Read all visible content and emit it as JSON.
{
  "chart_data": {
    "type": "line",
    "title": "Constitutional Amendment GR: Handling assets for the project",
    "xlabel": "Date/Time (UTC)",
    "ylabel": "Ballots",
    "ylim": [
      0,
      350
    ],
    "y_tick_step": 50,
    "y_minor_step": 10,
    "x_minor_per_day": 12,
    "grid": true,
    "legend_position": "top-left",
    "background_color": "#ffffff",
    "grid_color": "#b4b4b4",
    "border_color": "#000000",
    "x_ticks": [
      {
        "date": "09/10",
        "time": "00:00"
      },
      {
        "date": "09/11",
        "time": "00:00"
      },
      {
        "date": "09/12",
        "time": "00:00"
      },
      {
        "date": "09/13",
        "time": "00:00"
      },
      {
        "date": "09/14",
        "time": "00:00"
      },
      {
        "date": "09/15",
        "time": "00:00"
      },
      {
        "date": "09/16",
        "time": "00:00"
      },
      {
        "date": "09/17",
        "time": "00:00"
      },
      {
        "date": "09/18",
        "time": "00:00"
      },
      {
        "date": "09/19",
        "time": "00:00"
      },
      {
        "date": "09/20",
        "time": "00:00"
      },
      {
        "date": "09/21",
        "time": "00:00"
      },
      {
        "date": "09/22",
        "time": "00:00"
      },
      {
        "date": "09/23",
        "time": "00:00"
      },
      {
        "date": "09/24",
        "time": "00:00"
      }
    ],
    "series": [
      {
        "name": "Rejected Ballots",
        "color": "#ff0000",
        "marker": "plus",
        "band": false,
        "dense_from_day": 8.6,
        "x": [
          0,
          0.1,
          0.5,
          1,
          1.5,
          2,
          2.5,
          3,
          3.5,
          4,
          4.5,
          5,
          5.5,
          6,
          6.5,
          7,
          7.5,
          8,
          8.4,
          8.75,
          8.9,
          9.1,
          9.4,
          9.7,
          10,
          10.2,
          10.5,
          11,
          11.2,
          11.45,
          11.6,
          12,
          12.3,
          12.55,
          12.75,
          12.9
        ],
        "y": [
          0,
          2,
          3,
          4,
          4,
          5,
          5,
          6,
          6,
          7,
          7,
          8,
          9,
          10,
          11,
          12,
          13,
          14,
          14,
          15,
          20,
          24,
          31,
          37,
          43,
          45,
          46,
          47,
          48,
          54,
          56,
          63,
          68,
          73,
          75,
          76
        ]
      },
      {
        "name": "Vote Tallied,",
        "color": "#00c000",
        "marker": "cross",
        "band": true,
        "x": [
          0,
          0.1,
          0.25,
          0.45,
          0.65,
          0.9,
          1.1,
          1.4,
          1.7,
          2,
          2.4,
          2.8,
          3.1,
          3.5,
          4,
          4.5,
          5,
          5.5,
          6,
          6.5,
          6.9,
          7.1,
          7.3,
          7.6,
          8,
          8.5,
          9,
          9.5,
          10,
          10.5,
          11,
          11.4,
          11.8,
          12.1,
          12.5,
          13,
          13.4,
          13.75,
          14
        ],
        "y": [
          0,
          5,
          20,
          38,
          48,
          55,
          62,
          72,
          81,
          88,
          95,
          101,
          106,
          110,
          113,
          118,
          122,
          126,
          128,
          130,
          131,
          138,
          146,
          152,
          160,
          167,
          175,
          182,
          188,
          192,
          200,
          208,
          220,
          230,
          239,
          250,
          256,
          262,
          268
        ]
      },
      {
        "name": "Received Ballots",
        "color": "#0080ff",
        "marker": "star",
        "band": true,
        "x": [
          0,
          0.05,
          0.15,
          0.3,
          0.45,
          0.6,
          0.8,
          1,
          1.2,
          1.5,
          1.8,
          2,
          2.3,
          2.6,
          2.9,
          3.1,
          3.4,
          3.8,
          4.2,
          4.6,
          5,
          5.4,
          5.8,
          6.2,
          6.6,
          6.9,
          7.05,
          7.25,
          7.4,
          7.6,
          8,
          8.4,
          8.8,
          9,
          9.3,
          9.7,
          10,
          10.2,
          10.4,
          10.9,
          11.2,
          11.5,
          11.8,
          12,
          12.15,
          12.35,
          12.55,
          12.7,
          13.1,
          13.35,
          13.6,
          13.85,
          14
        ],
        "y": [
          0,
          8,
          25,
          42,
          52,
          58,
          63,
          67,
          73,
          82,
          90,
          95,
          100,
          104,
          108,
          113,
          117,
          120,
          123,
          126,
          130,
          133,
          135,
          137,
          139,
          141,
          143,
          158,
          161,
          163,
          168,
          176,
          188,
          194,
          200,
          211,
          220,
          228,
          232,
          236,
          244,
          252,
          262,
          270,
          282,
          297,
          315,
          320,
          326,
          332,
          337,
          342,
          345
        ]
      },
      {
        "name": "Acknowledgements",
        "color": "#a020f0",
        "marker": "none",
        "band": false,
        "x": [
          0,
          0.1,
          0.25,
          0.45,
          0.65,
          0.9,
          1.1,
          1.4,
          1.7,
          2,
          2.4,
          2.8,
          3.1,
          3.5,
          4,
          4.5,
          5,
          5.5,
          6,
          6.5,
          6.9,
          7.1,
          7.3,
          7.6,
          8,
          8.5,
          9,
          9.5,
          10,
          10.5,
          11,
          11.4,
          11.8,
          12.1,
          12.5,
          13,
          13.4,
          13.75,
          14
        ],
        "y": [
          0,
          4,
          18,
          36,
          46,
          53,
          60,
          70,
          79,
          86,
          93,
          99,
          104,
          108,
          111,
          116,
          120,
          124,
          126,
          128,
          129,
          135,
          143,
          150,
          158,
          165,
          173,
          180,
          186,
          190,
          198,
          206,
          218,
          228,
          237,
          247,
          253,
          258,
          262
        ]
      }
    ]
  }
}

------------------------------------------------------------------------

[YOUR INSTRUCTIONS]:
Retype every record above exactly as written.

[FULL OUTPUT]:
Read all visible content and emit it as JSON.
{
  "chart_data": {
    "type": "line",
    "title": "Constitutional Amendment GR: Handling assets for the project",
    "xlabel": "Date/Time (UTC)",
    "ylabel": "Ballots",
    "ylim": [
      0,
      350
    ],
    "y_tick_step": 50,
    "y_minor_step": 10,
    "x_minor_per_day": 12,
    "grid": true,
    "legend_position": "top-left",
    "background_color": "#ffffff",
    "grid_color": "#b4b4b4",
    "border_color": "#000000",
    "x_ticks": [
      {
        "date": "09/10",
        "time": "00:00"
      },
      {
        "date": "09/11",
        "time": "00:00"
      },
      {
        "date": "09/12",
        "time": "00:00"
      },
      {
        "date": "09/13",
        "time": "00:00"
      },
      {
        "date": "09/14",
        "time": "00:00"
      },
      {
        "date": "09/15",
        "time": "00:00"
      },
      {
        "date": "09/16",
        "time": "00:00"
      },
      {
        "date": "09/17",
        "time": "00:00"
      },
      {
        "date": "09/18",
        "time": "00:00"
      },
      {
        "date": "09/19",
        "time": "00:00"
      },
      {
        "date": "09/20",
        "time": "00:00"
      },
      {
        "date": "09/21",
        "time": "00:00"
      },
      {
        "date": "09/22",
        "time": "00:00"
      },
      {
        "date": "09/23",
        "time": "00:00"
      },
      {
        "date": "09/24",
        "time": "00:00"
      }
    ],
    "series": [
      {
        "name": "Rejected Ballots",
        "color": "#ff0000",
        "marker": "plus",
        "band": false,
        "dense_from_day": 8.6,
        "x": [
          0,
          0.1,
          0.5,
          1,
          1.5,
          2,
          2.5,
          3,
          3.5,
          4,
          4.5,
          5,
          5.5,
          6,
          6.5,
          7,
          7.5,
          8,
          8.4,
          8.75,
          8.9,
          9.1,
          9.4,
          9.7,
          10,
          10.2,
          10.5,
          11,
          11.2,
          11.45,
          11.6,
          12,
          12.3,
          12.55,
          12.75,
          12.9
        ],
        "y": [
          0,
          2,
          3,
          4,
          4,
          5,
          5,
          6,
          6,
          7,
          7,
          8,
          9,
          10,
          11,
          12,
          13,
          14,
          14,
          15,
          20,
          24,
          31,
          37,
          43,
          45,
          46,
          47,
          48,
          54,
          56,
          63,
          68,
          73,
          75,
          76
        ]
      },
      {
        "name": "Vote Tallied,",
        "color": "#00c000",
        "marker": "cross",
        "band": true,
        "x": [
          0,
          0.1,
          0.25,
          0.45,
          0.65,
          0.9,
          1.1,
          1.4,
          1.7,
          2,
          2.4,
          2.8,
          3.1,
          3.5,
          4,
          4.5,
          5,
          5.5,
          6,
          6.5,
          6.9,
          7.1,
          7.3,
          7.6,
          8,
          8.5,
          9,
          9.5,
          10,
          10.5,
          11,
          11.4,
          11.8,
          12.1,
          12.5,
          13,
          13.4,
          13.75,
          14
        ],
        "y": [
          0,
          5,
          20,
          38,
          48,
          55,
          62,
          72,
          81,
          88,
          95,
          101,
          106,
          110,
          113,
          118,
          122,
          126,
          128,
          130,
          131,
          138,
          146,
          152,
          160,
          167,
          175,
          182,
          188,
          192,
          200,
          208,
          220,
          230,
          239,
          250,
          256,
          262,
          268
        ]
      },
      {
        "name": "Received Ballots",
        "color": "#0080ff",
        "marker": "star",
        "band": true,
        "x": [
          0,
          0.05,
          0.15,
          0.3,
          0.45,
          0.6,
          0.8,
          1,
          1.2,
          1.5,
          1.8,
          2,
          2.3,
          2.6,
          2.9,
          3.1,
          3.4,
          3.8,
          4.2,
          4.6,
          5,
          5.4,
          5.8,
          6.2,
          6.6,
          6.9,
          7.05,
          7.25,
          7.4,
          7.6,
          8,
          8.4,
          8.8,
          9,
          9.3,
          9.7,
          10,
          10.2,
          10.4,
          10.9,
          11.2,
          11.5,
          11.8,
          12,
          12.15,
          12.35,
          12.55,
          12.7,
          13.1,
          13.35,
          13.6,
          13.85,
          14
        ],
        "y": [
          0,
          8,
          25,
          42,
          52,
          58,
          63,
          67,
          73,
          82,
          90,
          95,
          100,
          104,
          108,
          113,
          117,
          120,
          123,
          126,
          130,
          133,
          135,
          137,
          139,
          141,
          143,
          158,
          161,
          163,
          168,
          176,
          188,
          194,
          200,
          211,
          220,
          228,
          232,
          236,
          244,
          252,
          262,
          270,
          282,
          297,
          315,
          320,
          326,
          332,
          337,
          342,
          345
        ]
      },
      {
        "name": "Acknowledgements",
        "color": "#a020f0",
        "marker": "none",
        "band": false,
        "x": [
          0,
          0.1,
          0.25,
          0.45,
          0.65,
          0.9,
          1.1,
          1.4,
          1.7,
          2,
          2.4,
          2.8,
          3.1,
          3.5,
          4,
          4.5,
          5,
          5.5,
          6,
          6.5,
          6.9,
          7.1,
          7.3,
          7.6,
          8,
          8.5,
          9,
          9.5,
          10,
          10.5,
          11,
          11.4,
          11.8,
          12.1,
          12.5,
          13,
          13.4,
          13.75,
          14
        ],
        "y": [
          0,
          4,
          18,
          36,
          46,
          53,
          60,
          70,
          79,
          86,
          93,
          99,
          104,
          108,
          111,
          116,
          120,
          124,
          126,
          128,
          129,
          135,
          143,
          150,
          158,
          165,
          173,
          180,
          186,
          190,
          198,
          206,
          218,
          228,
          237,
          247,
          253,
          258,
          262
        ]
      }
    ]
  }
}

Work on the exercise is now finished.